[BEGIN ENTRIES PROVIDED]
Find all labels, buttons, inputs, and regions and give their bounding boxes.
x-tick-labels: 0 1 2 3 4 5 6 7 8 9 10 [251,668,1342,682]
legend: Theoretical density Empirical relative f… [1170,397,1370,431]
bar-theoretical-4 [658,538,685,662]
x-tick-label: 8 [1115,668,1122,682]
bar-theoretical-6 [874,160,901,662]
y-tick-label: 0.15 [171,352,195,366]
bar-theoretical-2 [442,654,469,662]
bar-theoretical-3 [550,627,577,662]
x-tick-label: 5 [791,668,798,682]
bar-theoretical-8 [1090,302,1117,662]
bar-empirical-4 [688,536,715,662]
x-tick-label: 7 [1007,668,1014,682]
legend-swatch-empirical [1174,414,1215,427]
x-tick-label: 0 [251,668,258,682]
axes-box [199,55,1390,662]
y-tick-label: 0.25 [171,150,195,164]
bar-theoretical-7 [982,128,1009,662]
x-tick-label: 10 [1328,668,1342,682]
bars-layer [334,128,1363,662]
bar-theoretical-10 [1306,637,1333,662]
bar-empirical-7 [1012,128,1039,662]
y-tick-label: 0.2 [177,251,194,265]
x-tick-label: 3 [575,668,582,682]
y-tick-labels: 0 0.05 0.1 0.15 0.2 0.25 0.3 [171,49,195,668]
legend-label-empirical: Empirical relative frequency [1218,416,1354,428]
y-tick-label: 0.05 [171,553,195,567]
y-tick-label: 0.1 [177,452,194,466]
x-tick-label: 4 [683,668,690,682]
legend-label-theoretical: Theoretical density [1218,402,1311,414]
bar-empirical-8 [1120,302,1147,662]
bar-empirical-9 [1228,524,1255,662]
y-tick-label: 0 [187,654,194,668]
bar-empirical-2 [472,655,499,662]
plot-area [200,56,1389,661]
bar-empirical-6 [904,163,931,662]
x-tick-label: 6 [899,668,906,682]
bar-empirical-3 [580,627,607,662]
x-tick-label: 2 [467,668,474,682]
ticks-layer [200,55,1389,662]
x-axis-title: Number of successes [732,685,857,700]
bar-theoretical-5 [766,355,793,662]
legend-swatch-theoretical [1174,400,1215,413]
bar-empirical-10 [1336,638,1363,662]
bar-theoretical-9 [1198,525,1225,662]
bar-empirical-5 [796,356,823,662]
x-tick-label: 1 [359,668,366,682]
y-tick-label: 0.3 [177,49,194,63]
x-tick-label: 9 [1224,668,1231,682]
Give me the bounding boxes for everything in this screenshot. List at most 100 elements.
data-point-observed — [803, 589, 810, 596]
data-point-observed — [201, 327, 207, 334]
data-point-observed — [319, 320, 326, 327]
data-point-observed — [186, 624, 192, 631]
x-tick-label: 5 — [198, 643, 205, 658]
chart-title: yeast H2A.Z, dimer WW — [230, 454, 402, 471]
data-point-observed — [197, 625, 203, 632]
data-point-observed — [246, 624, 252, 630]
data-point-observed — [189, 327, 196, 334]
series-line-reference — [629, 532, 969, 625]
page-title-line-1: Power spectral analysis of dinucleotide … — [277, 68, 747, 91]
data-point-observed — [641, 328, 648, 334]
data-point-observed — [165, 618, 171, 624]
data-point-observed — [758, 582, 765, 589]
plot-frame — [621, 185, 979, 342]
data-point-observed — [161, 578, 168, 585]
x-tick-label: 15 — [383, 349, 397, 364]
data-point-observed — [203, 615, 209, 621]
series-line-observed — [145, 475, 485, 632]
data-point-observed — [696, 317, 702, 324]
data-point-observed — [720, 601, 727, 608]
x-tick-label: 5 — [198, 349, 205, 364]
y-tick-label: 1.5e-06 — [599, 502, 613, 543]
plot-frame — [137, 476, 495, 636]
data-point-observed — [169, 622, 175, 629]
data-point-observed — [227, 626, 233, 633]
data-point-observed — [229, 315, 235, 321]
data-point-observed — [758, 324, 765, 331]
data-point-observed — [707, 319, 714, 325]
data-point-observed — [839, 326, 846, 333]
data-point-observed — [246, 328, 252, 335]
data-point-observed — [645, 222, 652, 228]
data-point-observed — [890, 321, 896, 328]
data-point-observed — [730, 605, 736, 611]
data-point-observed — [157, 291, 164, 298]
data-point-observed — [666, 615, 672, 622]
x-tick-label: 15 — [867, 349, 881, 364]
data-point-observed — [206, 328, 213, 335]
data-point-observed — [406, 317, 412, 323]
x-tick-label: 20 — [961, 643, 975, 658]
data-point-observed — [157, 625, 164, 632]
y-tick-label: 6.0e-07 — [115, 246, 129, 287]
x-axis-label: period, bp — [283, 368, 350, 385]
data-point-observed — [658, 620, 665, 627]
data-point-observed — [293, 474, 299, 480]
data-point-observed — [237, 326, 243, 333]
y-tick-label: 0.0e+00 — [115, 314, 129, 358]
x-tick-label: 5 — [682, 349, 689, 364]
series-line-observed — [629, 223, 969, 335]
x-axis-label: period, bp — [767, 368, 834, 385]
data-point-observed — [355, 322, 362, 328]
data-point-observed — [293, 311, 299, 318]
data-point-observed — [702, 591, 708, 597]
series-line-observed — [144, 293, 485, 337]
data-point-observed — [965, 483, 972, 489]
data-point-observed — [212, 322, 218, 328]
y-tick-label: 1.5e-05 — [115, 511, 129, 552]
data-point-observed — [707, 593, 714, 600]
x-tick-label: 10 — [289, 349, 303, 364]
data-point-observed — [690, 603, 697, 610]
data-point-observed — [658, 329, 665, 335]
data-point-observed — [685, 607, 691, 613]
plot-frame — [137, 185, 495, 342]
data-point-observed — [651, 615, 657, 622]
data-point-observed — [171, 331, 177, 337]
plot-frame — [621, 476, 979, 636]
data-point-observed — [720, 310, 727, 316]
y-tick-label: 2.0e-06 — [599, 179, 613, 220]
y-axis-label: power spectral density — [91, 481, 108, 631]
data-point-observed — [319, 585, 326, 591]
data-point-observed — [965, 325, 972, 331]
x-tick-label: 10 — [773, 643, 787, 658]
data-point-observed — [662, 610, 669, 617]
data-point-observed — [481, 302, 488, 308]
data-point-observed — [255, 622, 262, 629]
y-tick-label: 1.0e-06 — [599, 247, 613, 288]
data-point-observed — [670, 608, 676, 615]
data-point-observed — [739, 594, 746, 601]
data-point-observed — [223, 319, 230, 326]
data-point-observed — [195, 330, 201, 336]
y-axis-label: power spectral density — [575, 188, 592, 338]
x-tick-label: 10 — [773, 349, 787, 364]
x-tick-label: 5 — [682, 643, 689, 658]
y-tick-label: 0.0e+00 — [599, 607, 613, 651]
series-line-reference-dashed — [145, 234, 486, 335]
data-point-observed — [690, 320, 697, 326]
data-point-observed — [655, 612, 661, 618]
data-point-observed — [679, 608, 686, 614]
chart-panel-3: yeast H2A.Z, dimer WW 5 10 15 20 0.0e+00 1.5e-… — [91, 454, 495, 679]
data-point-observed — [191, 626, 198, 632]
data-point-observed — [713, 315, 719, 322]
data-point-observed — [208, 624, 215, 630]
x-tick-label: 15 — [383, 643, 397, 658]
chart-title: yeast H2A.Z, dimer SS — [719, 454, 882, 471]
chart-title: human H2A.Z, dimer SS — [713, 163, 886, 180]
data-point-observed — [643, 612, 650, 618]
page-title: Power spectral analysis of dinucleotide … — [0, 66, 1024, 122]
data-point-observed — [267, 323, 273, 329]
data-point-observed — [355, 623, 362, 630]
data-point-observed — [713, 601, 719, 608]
[END ENTRIES PROVIDED]
PROBLEM TO SOLVE: Retype the entries from the first line through the line with "bar-theoretical-4 [658,538,685,662]", keeping each line the same.

TASK ANSWER:
Find all labels, buttons, inputs, and regions and give their bounding boxes.
x-tick-labels: 0 1 2 3 4 5 6 7 8 9 10 [251,668,1342,682]
legend: Theoretical density Empirical relative f… [1170,397,1370,431]
bar-theoretical-4 [658,538,685,662]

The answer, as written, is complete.